[THE TASK]
Copy all lines that contain the word "JSON".

[RECORDS TO USE]
══════════

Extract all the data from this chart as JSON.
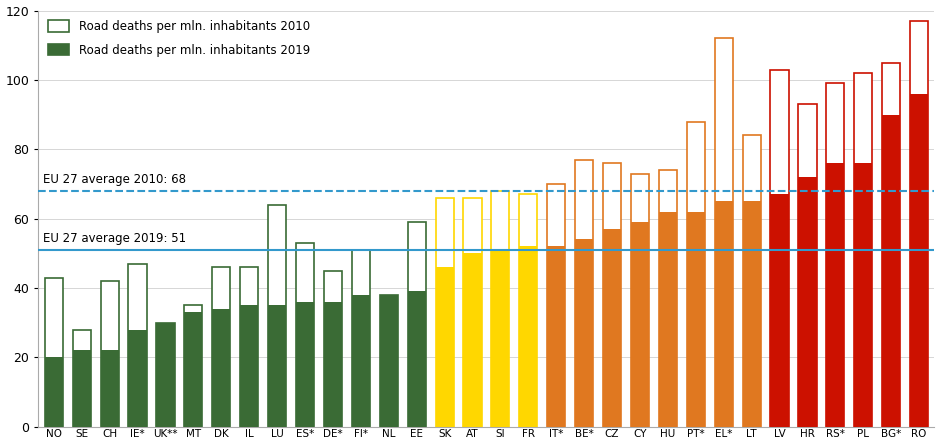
{
  "categories": [
    "NO",
    "SE",
    "CH",
    "IE*",
    "UK**",
    "MT",
    "DK",
    "IL",
    "LU",
    "ES*",
    "DE*",
    "FI*",
    "NL",
    "EE",
    "SK",
    "AT",
    "SI",
    "FR",
    "IT*",
    "BE*",
    "CZ",
    "CY",
    "HU",
    "PT*",
    "EL*",
    "LT",
    "LV",
    "HR",
    "RS*",
    "PL",
    "BG*",
    "RO"
  ],
  "val2010": [
    43,
    28,
    42,
    47,
    30,
    35,
    46,
    46,
    64,
    53,
    45,
    51,
    38,
    59,
    66,
    66,
    68,
    67,
    70,
    77,
    76,
    73,
    74,
    88,
    112,
    84,
    103,
    93,
    99,
    102,
    105,
    117
  ],
  "val2019": [
    20,
    22,
    22,
    28,
    30,
    33,
    34,
    35,
    35,
    36,
    36,
    38,
    38,
    39,
    46,
    50,
    51,
    52,
    52,
    54,
    57,
    59,
    62,
    62,
    65,
    65,
    67,
    72,
    76,
    76,
    90,
    96
  ],
  "bar_colors": [
    "#3a6b35",
    "#3a6b35",
    "#3a6b35",
    "#3a6b35",
    "#3a6b35",
    "#3a6b35",
    "#3a6b35",
    "#3a6b35",
    "#3a6b35",
    "#3a6b35",
    "#3a6b35",
    "#3a6b35",
    "#3a6b35",
    "#3a6b35",
    "#ffd700",
    "#ffd700",
    "#ffd700",
    "#ffd700",
    "#e07820",
    "#e07820",
    "#e07820",
    "#e07820",
    "#e07820",
    "#e07820",
    "#e07820",
    "#e07820",
    "#cc1100",
    "#cc1100",
    "#cc1100",
    "#cc1100",
    "#cc1100",
    "#cc1100"
  ],
  "avg2010": 68,
  "avg2019": 51,
  "avg2010_label": "EU 27 average 2010: 68",
  "avg2019_label": "EU 27 average 2019: 51",
  "legend_2010": "Road deaths per mln. inhabitants 2010",
  "legend_2019": "Road deaths per mln. inhabitants 2019",
  "ylim": [
    0,
    120
  ],
  "yticks": [
    0,
    20,
    40,
    60,
    80,
    100,
    120
  ],
  "bg_color": "#ffffff",
  "avg_line_color": "#3399cc",
  "grid_color": "#d0d0d0"
}
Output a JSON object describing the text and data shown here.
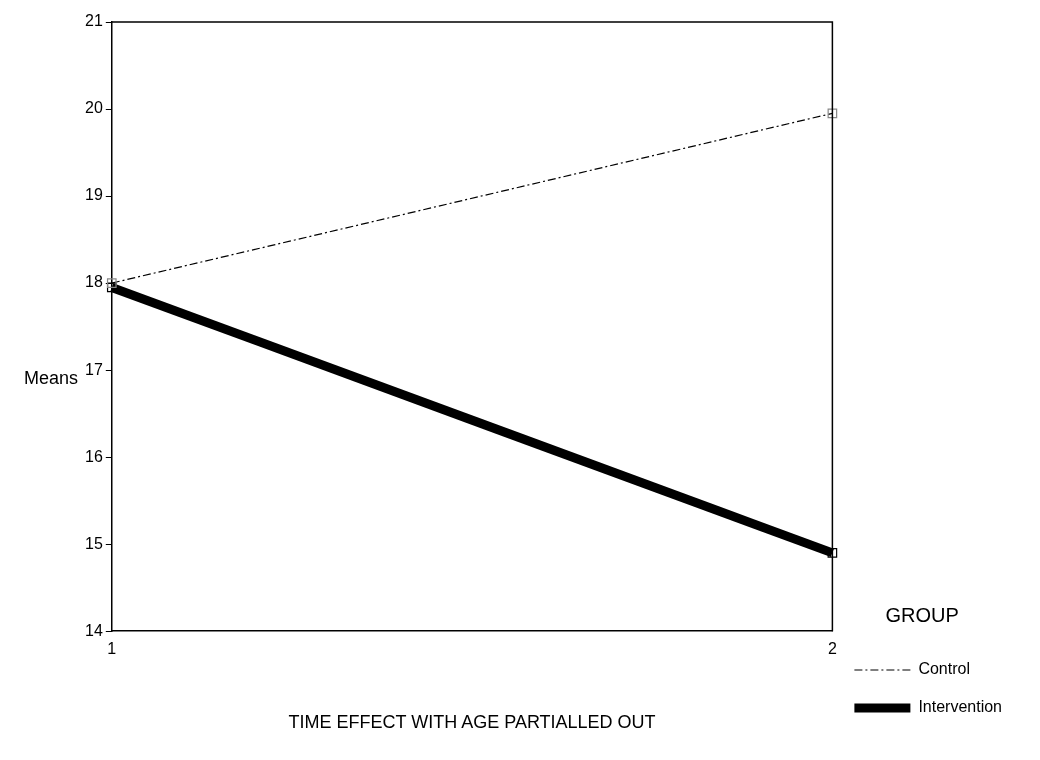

══════════

[FULL ANSWER]
Extract all the data from this chart as JSON.
Output a JSON object describing the text and data shown here.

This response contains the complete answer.